--- Begin Extracted entries ---

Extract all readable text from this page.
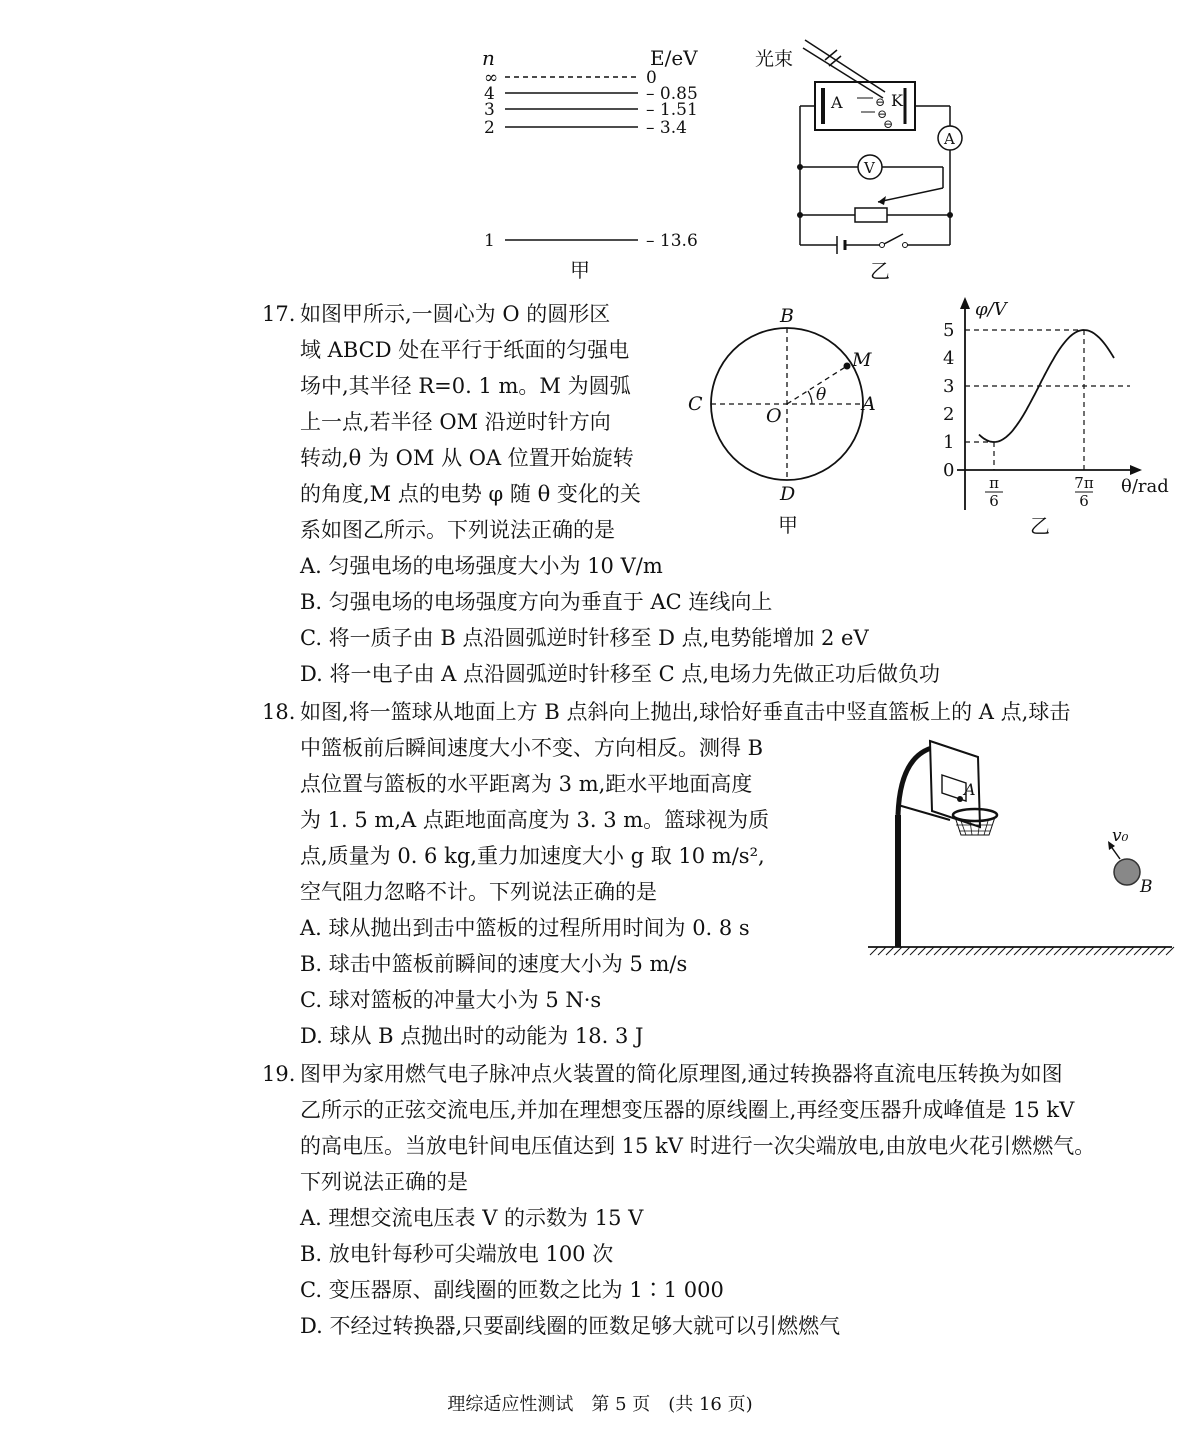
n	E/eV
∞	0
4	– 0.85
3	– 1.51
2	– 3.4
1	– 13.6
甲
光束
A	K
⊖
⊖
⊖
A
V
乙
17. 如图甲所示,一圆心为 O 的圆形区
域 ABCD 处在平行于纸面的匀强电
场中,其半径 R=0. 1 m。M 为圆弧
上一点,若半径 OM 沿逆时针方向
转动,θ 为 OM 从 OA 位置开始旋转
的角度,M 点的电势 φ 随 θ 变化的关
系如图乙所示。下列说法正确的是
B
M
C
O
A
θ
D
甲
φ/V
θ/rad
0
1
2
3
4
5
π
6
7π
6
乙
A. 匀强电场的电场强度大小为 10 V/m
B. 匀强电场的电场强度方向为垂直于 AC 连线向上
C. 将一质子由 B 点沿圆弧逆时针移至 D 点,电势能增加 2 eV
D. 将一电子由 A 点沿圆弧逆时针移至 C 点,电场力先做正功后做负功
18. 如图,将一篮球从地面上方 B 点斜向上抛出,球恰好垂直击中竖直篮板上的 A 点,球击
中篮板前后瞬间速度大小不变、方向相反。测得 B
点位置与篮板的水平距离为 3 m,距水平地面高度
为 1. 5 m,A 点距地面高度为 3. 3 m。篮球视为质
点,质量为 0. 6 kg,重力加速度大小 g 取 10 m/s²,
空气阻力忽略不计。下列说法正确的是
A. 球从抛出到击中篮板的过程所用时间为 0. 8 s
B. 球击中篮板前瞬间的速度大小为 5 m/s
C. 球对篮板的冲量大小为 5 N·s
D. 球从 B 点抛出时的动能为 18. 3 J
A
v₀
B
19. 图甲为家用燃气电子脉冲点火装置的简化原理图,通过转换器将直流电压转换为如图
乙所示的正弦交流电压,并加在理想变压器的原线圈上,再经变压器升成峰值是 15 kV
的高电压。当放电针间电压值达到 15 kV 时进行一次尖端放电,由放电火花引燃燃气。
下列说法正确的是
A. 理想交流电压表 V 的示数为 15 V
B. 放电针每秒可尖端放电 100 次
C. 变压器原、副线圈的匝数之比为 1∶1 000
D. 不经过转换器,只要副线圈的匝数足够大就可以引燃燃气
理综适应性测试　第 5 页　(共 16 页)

--- End Extracted entries ---
--- Begin Extracted entries ---

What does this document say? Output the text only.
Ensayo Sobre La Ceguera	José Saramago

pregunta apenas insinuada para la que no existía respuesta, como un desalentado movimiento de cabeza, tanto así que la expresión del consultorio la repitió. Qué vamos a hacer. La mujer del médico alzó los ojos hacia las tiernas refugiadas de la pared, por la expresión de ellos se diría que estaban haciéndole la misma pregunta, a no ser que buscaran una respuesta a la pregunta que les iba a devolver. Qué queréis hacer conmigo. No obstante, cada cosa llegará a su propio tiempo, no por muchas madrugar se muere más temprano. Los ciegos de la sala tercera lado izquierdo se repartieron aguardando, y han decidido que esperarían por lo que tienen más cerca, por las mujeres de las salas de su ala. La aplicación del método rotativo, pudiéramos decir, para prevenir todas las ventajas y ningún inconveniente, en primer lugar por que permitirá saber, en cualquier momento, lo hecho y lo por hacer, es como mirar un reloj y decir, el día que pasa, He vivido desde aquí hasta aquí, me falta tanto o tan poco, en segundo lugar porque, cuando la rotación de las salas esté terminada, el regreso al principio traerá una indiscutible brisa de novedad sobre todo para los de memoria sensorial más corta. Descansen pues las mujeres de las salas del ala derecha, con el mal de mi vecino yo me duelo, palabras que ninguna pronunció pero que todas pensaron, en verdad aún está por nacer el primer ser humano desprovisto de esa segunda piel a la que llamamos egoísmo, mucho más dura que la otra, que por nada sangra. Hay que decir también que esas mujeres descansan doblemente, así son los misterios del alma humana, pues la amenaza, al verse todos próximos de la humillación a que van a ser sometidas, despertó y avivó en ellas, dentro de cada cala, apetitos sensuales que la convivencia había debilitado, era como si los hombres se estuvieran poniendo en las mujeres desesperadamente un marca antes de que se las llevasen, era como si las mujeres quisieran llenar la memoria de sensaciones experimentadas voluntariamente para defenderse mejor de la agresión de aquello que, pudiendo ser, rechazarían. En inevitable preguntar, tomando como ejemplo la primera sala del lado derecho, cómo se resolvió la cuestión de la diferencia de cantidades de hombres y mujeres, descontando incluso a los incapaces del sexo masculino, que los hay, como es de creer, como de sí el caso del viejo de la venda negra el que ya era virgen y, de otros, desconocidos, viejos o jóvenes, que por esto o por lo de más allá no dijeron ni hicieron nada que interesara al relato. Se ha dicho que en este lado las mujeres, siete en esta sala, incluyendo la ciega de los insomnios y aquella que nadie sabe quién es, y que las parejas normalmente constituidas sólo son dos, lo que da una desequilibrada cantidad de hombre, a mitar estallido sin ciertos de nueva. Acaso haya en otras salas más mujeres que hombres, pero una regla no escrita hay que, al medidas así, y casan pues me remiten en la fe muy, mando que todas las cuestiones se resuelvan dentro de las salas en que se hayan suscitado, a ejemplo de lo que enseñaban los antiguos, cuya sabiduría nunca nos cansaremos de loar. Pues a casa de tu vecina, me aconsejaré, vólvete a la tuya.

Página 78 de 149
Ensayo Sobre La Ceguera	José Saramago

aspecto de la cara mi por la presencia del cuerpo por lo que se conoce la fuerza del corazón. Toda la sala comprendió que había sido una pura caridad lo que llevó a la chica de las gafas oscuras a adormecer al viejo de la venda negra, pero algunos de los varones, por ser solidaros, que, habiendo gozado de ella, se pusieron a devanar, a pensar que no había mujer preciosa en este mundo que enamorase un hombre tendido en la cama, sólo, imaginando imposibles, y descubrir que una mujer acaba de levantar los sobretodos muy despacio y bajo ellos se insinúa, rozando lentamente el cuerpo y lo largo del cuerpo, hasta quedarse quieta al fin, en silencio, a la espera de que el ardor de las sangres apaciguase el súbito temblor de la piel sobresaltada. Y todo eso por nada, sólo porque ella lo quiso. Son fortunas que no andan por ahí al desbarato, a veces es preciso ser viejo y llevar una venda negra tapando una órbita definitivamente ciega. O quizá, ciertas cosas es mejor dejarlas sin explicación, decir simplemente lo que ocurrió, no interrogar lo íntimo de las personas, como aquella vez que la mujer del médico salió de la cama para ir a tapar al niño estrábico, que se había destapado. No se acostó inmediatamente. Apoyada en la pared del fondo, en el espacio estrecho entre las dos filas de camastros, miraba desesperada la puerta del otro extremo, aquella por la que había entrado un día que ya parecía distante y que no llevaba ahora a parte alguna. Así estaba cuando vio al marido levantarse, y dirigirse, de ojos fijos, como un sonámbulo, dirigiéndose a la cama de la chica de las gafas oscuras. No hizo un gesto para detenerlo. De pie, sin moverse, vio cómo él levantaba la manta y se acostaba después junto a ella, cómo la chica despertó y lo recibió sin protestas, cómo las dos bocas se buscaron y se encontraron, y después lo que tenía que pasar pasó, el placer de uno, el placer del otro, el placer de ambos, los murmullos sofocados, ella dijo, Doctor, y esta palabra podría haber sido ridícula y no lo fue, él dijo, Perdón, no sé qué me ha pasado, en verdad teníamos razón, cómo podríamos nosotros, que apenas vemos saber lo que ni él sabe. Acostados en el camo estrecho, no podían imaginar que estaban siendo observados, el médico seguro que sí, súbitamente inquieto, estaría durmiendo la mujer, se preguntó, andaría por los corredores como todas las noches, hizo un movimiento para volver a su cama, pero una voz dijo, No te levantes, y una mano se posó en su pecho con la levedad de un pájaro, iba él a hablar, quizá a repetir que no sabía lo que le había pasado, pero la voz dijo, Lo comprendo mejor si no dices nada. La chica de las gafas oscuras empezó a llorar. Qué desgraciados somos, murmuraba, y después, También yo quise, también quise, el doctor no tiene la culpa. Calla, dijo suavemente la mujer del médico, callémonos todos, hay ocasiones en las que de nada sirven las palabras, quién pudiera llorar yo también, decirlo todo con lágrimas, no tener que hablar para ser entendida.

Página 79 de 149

--- End Extracted entries ---

- Stated problem -
Return each line of the listing that holds the string "this".

- Solution below -
Extract all readable text from this page.
What does this document say? Output the text only.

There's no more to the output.